> **Extracted data**:
<<<<

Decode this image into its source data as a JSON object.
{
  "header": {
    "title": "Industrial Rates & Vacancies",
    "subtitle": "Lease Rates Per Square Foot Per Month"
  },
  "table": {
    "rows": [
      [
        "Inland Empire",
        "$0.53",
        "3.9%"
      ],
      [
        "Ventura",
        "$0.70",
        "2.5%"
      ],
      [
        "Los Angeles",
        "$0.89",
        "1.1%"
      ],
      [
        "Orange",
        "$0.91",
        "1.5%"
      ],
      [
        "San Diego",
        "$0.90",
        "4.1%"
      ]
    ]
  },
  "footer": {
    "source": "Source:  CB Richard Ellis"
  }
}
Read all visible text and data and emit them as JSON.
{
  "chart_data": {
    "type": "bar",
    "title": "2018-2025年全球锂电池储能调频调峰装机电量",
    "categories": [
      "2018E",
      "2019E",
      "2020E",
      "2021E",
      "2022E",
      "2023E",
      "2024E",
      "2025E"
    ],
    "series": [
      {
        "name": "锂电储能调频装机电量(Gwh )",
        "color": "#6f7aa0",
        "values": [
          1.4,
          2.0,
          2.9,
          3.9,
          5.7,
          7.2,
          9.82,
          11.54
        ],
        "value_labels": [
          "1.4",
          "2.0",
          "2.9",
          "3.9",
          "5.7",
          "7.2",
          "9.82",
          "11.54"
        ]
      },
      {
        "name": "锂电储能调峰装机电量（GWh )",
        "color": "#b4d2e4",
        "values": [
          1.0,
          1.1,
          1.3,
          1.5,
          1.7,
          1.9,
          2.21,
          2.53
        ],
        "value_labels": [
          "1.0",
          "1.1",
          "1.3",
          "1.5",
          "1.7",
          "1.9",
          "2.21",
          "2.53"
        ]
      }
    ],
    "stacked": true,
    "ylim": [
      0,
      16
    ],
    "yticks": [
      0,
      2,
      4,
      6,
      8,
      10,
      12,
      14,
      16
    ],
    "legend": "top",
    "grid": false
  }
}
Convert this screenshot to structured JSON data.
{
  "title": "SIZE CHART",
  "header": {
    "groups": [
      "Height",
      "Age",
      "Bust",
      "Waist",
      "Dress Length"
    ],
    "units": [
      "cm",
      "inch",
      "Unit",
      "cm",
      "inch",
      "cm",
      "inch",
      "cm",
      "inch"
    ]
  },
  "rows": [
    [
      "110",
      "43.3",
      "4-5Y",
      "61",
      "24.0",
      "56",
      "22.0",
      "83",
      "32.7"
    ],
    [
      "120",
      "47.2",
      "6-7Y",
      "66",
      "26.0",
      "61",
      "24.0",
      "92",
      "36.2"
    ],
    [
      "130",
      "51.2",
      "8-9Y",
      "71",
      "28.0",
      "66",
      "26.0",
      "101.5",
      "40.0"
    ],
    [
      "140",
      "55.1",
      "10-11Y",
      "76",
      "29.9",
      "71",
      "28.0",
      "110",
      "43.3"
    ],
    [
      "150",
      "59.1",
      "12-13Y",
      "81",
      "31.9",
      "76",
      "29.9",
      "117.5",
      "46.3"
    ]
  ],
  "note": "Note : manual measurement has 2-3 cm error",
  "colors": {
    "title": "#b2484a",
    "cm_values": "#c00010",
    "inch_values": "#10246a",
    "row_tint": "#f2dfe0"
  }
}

>>>>

Copy every line of the listing where the word "name" appears.

> **Exercise output**:
        "name": "锂电储能调频装机电量(Gwh )",
        "name": "锂电储能调峰装机电量（GWh )",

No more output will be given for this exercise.